Challenge: Repeat all of the material below exactly as written, images excluded.

Items from a figure collection:
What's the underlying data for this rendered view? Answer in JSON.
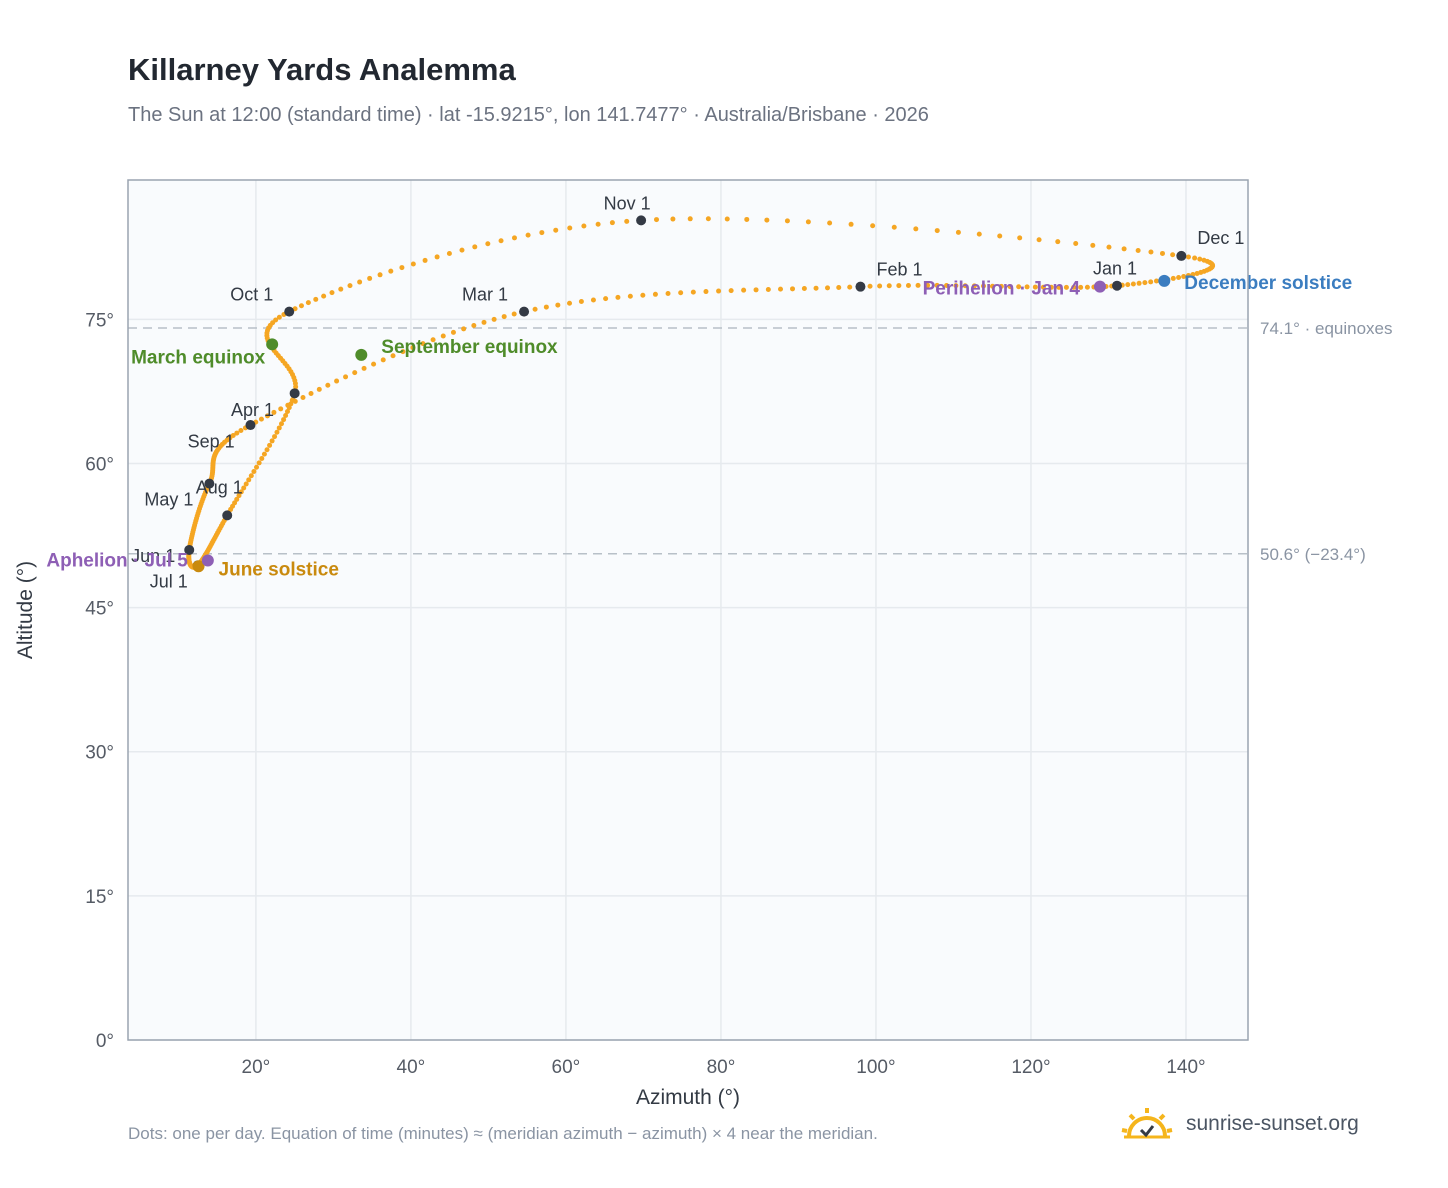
{
  "header": {
    "title": "Killarney Yards Analemma",
    "subtitle": "The Sun at 12:00 (standard time) · lat -15.9215°, lon 141.7477° · Australia/Brisbane · 2026"
  },
  "footer": {
    "note": "Dots: one per day. Equation of time (minutes) ≈ (meridian azimuth − azimuth) × 4 near the meridian.",
    "brand": "sunrise-sunset.org"
  },
  "colors": {
    "curve": "#f5a623",
    "month_marker": "#343a45",
    "equinox": "#4f8c2a",
    "june_solstice": "#c98a0e",
    "december_solstice": "#3b7dc0",
    "apsis": "#8e5fb5",
    "reference_line": "#b8c0c8",
    "plot_background": "#f9fbfd",
    "grid": "#e6eaee",
    "frame": "#9aa4b0",
    "brand_icon": "#f5b51c"
  },
  "chart_data": {
    "type": "scatter",
    "xlabel": "Azimuth (°)",
    "ylabel": "Altitude (°)",
    "xlim": [
      3.5,
      148
    ],
    "ylim": [
      0,
      89.5
    ],
    "xticks": [
      20,
      40,
      60,
      80,
      100,
      120,
      140
    ],
    "yticks": [
      0,
      15,
      30,
      45,
      60,
      75
    ],
    "xtick_labels": [
      "20°",
      "40°",
      "60°",
      "80°",
      "100°",
      "120°",
      "140°"
    ],
    "ytick_labels": [
      "0°",
      "15°",
      "30°",
      "45°",
      "60°",
      "75°"
    ],
    "grid": true,
    "reference_lines": [
      {
        "altitude": 74.1,
        "label": "74.1° · equinoxes"
      },
      {
        "altitude": 50.6,
        "label": "50.6° (−23.4°)"
      }
    ],
    "month_markers": [
      {
        "label": "Jan 1",
        "az": 131.1,
        "alt": 78.5
      },
      {
        "label": "Feb 1",
        "az": 98.0,
        "alt": 78.4
      },
      {
        "label": "Mar 1",
        "az": 54.6,
        "alt": 75.8
      },
      {
        "label": "Apr 1",
        "az": 19.3,
        "alt": 64.0
      },
      {
        "label": "May 1",
        "az": 14.0,
        "alt": 57.9
      },
      {
        "label": "Jun 1",
        "az": 11.4,
        "alt": 51.0
      },
      {
        "label": "Jul 1",
        "az": 12.5,
        "alt": 49.4
      },
      {
        "label": "Aug 1",
        "az": 16.3,
        "alt": 54.6
      },
      {
        "label": "Sep 1",
        "az": 25.0,
        "alt": 67.3
      },
      {
        "label": "Oct 1",
        "az": 24.3,
        "alt": 75.8
      },
      {
        "label": "Nov 1",
        "az": 69.7,
        "alt": 85.3
      },
      {
        "label": "Dec 1",
        "az": 139.4,
        "alt": 81.6
      }
    ],
    "events": [
      {
        "label": "March equinox",
        "az": 22.1,
        "alt": 72.4,
        "kind": "equinox"
      },
      {
        "label": "September equinox",
        "az": 33.6,
        "alt": 71.3,
        "kind": "equinox"
      },
      {
        "label": "June solstice",
        "az": 12.6,
        "alt": 49.3,
        "kind": "june_solstice"
      },
      {
        "label": "December solstice",
        "az": 137.2,
        "alt": 79.0,
        "kind": "december_solstice"
      },
      {
        "label": "Perihelion · Jan 4",
        "az": 128.9,
        "alt": 78.4,
        "kind": "apsis"
      },
      {
        "label": "Aphelion · Jul 5",
        "az": 13.8,
        "alt": 49.9,
        "kind": "apsis"
      }
    ]
  }
}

Answer to this task:
What's the underlying data for this rendered view? Answer in JSON.
{
  "header": {
    "title": "Killarney Yards Analemma",
    "subtitle": "The Sun at 12:00 (standard time) · lat -15.9215°, lon 141.7477° · Australia/Brisbane · 2026"
  },
  "footer": {
    "note": "Dots: one per day. Equation of time (minutes) ≈ (meridian azimuth − azimuth) × 4 near the meridian.",
    "brand": "sunrise-sunset.org"
  },
  "colors": {
    "curve": "#f5a623",
    "month_marker": "#343a45",
    "equinox": "#4f8c2a",
    "june_solstice": "#c98a0e",
    "december_solstice": "#3b7dc0",
    "apsis": "#8e5fb5",
    "reference_line": "#b8c0c8",
    "plot_background": "#f9fbfd",
    "grid": "#e6eaee",
    "frame": "#9aa4b0",
    "brand_icon": "#f5b51c"
  },
  "chart_data": {
    "type": "scatter",
    "xlabel": "Azimuth (°)",
    "ylabel": "Altitude (°)",
    "xlim": [
      3.5,
      148
    ],
    "ylim": [
      0,
      89.5
    ],
    "xticks": [
      20,
      40,
      60,
      80,
      100,
      120,
      140
    ],
    "yticks": [
      0,
      15,
      30,
      45,
      60,
      75
    ],
    "xtick_labels": [
      "20°",
      "40°",
      "60°",
      "80°",
      "100°",
      "120°",
      "140°"
    ],
    "ytick_labels": [
      "0°",
      "15°",
      "30°",
      "45°",
      "60°",
      "75°"
    ],
    "grid": true,
    "reference_lines": [
      {
        "altitude": 74.1,
        "label": "74.1° · equinoxes"
      },
      {
        "altitude": 50.6,
        "label": "50.6° (−23.4°)"
      }
    ],
    "month_markers": [
      {
        "label": "Jan 1",
        "az": 131.1,
        "alt": 78.5
      },
      {
        "label": "Feb 1",
        "az": 98.0,
        "alt": 78.4
      },
      {
        "label": "Mar 1",
        "az": 54.6,
        "alt": 75.8
      },
      {
        "label": "Apr 1",
        "az": 19.3,
        "alt": 64.0
      },
      {
        "label": "May 1",
        "az": 14.0,
        "alt": 57.9
      },
      {
        "label": "Jun 1",
        "az": 11.4,
        "alt": 51.0
      },
      {
        "label": "Jul 1",
        "az": 12.5,
        "alt": 49.4
      },
      {
        "label": "Aug 1",
        "az": 16.3,
        "alt": 54.6
      },
      {
        "label": "Sep 1",
        "az": 25.0,
        "alt": 67.3
      },
      {
        "label": "Oct 1",
        "az": 24.3,
        "alt": 75.8
      },
      {
        "label": "Nov 1",
        "az": 69.7,
        "alt": 85.3
      },
      {
        "label": "Dec 1",
        "az": 139.4,
        "alt": 81.6
      }
    ],
    "events": [
      {
        "label": "March equinox",
        "az": 22.1,
        "alt": 72.4,
        "kind": "equinox"
      },
      {
        "label": "September equinox",
        "az": 33.6,
        "alt": 71.3,
        "kind": "equinox"
      },
      {
        "label": "June solstice",
        "az": 12.6,
        "alt": 49.3,
        "kind": "june_solstice"
      },
      {
        "label": "December solstice",
        "az": 137.2,
        "alt": 79.0,
        "kind": "december_solstice"
      },
      {
        "label": "Perihelion · Jan 4",
        "az": 128.9,
        "alt": 78.4,
        "kind": "apsis"
      },
      {
        "label": "Aphelion · Jul 5",
        "az": 13.8,
        "alt": 49.9,
        "kind": "apsis"
      }
    ]
  }
}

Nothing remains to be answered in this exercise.